### WHAT THE TASK ASKS:
Look for "Windows" in the material below and show each line that contains it.

==============================

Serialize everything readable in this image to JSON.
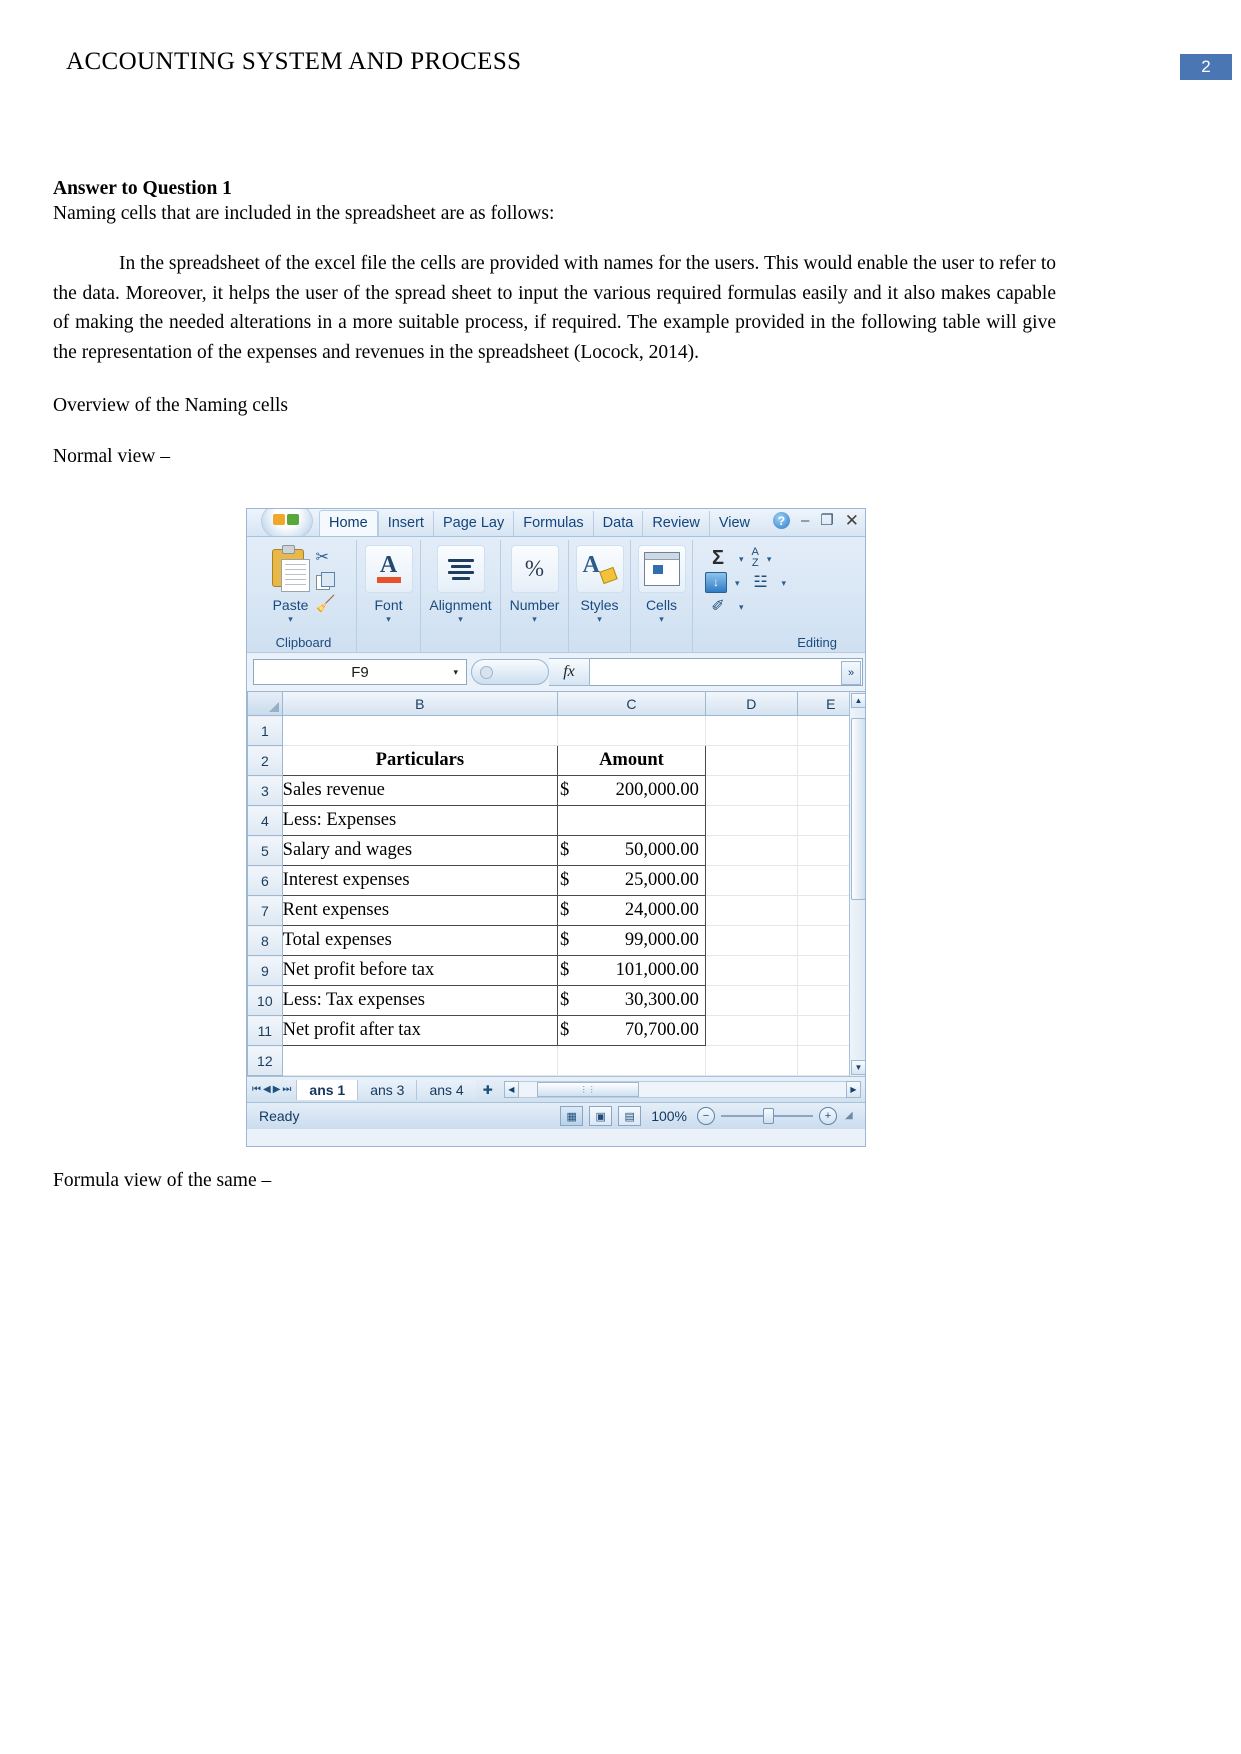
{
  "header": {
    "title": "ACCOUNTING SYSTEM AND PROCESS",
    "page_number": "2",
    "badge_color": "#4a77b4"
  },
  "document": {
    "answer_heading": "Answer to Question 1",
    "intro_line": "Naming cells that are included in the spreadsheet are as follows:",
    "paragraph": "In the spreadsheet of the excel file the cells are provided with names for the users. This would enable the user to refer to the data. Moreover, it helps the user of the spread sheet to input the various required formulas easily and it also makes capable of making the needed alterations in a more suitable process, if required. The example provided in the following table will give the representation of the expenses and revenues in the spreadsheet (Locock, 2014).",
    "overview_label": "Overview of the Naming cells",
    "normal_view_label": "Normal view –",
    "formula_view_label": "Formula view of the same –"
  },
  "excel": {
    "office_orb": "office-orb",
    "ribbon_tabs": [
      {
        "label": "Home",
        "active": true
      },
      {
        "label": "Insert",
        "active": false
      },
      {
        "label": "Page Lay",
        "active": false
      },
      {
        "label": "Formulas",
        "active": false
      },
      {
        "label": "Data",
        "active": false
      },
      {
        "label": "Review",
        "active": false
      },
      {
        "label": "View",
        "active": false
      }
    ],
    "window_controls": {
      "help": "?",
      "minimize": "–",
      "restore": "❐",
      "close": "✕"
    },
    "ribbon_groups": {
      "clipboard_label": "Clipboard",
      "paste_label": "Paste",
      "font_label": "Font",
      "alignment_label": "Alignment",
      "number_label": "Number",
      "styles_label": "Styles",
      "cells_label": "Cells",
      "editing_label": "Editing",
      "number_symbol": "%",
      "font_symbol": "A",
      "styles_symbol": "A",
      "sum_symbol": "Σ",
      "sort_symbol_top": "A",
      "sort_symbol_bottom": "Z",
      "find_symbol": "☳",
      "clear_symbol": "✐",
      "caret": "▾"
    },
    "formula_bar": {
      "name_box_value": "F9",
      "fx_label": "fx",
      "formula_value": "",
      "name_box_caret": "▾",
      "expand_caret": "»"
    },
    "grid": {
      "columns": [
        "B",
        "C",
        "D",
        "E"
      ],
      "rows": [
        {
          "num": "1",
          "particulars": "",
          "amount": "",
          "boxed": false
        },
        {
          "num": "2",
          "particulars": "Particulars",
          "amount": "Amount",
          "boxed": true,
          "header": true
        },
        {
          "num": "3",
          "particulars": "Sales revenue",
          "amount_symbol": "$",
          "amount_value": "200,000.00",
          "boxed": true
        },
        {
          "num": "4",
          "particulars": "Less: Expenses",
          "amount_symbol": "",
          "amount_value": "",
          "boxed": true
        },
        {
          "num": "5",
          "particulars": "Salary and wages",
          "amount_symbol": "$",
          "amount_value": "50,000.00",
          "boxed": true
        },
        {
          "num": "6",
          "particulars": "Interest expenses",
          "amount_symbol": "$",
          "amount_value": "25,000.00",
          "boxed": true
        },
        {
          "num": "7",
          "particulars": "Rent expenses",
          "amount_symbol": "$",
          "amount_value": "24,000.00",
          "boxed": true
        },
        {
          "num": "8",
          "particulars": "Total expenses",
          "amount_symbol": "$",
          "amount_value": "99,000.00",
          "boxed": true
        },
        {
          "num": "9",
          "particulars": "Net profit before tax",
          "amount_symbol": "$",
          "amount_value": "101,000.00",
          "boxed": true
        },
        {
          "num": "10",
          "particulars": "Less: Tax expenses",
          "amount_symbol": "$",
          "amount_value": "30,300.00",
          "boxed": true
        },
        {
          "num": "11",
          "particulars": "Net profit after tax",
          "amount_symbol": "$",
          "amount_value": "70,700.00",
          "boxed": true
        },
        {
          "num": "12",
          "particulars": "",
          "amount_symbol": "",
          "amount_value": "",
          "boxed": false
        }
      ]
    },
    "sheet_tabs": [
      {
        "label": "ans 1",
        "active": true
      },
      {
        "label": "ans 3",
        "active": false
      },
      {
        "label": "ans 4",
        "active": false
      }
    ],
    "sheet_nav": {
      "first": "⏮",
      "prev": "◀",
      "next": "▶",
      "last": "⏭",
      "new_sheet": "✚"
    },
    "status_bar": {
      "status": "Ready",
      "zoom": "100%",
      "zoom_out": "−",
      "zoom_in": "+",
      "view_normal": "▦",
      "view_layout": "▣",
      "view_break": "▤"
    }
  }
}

==============================

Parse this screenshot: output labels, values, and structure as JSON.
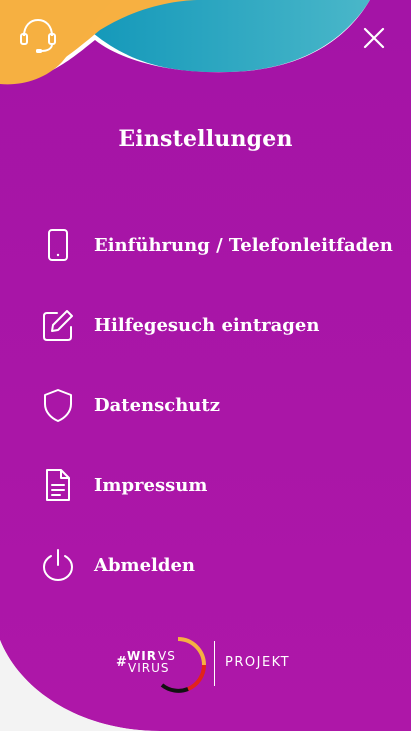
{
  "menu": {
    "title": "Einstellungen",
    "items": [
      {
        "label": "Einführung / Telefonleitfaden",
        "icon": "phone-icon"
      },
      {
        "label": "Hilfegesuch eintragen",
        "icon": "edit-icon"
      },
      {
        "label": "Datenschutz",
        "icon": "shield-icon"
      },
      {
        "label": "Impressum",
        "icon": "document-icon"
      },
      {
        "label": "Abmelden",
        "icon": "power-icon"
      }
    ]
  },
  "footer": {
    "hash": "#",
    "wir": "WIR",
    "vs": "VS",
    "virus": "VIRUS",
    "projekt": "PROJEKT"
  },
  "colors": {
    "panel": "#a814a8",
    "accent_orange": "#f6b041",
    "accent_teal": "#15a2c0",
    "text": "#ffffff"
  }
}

==============================

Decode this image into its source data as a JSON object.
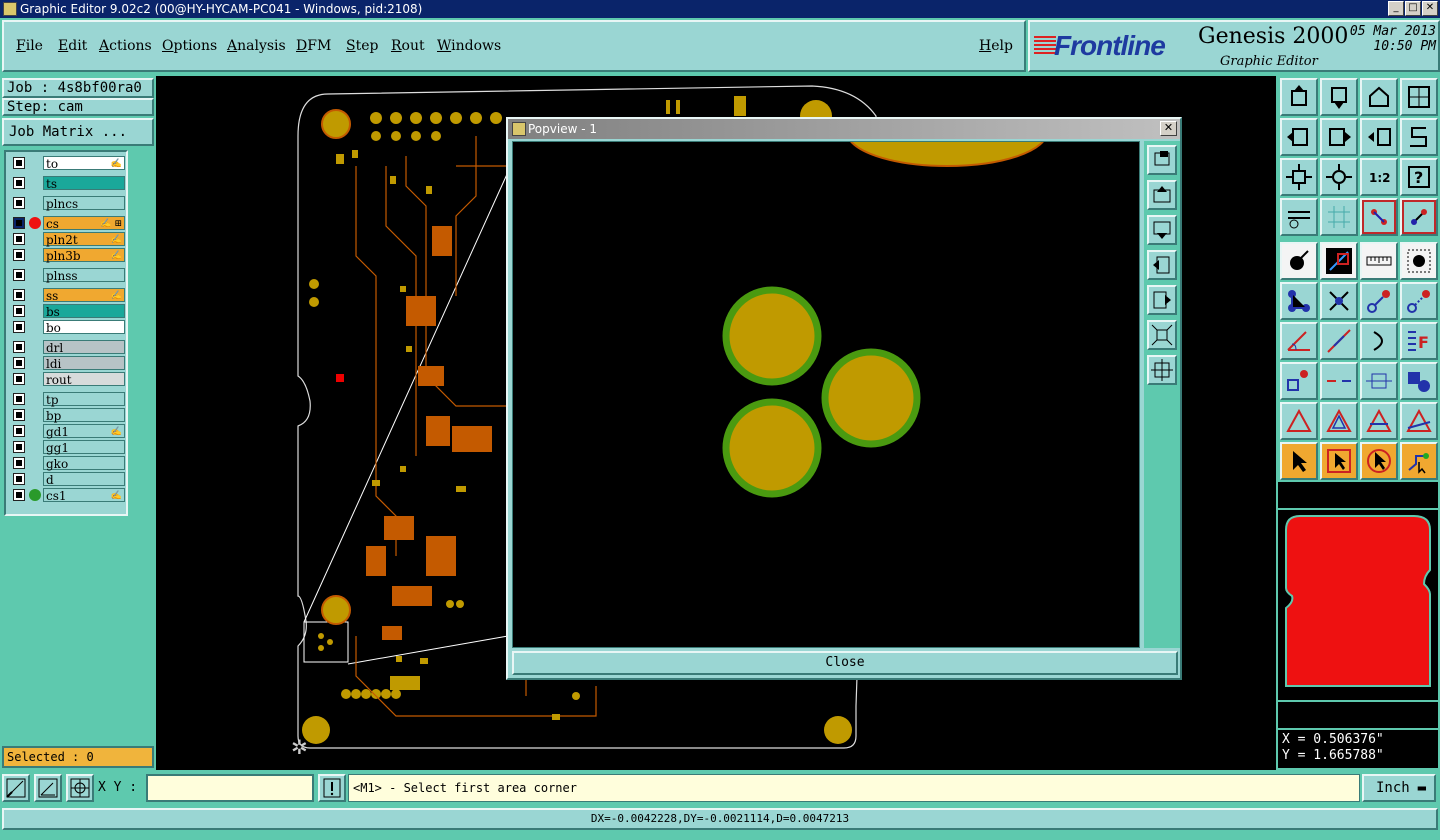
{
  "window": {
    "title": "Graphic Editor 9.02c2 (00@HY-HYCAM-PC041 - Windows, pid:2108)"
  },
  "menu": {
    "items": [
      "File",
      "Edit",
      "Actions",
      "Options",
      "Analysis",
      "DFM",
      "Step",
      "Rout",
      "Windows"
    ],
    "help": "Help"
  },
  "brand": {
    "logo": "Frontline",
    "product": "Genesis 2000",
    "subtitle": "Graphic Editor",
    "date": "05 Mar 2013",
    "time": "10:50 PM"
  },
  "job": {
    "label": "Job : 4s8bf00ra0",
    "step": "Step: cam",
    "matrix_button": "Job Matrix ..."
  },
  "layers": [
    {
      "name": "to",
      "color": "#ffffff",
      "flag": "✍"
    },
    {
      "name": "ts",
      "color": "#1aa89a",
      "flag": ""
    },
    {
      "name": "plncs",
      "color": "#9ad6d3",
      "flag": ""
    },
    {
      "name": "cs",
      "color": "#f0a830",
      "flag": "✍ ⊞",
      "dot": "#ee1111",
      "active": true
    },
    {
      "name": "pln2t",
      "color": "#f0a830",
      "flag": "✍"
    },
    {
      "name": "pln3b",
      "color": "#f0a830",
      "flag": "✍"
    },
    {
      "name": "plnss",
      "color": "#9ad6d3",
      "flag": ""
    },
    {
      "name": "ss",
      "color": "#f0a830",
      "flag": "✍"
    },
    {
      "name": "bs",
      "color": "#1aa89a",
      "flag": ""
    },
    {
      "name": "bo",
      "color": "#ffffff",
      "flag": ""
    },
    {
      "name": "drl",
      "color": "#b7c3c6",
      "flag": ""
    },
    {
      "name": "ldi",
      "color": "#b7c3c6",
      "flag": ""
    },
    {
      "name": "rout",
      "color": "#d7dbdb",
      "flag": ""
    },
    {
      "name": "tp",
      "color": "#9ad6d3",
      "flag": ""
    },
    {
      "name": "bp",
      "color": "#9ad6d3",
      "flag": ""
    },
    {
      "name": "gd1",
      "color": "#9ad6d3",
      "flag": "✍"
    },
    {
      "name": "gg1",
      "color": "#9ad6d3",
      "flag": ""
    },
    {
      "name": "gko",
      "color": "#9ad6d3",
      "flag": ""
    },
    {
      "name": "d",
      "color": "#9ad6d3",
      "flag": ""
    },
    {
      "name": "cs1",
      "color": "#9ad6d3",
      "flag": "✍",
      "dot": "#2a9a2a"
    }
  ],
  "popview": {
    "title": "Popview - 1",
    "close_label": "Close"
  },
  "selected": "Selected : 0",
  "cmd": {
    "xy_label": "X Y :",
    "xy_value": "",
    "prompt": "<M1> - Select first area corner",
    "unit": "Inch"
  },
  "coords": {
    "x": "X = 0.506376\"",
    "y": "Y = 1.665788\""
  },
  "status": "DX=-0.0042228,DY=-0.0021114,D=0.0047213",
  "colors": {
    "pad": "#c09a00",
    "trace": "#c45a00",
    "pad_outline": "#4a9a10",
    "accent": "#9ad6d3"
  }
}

==============================

### EXERCISE RESULT:
    "title": "Graphic Editor 9.02c2 (00@HY-HYCAM-PC041 - Windows, pid:2108)"
      "Windows"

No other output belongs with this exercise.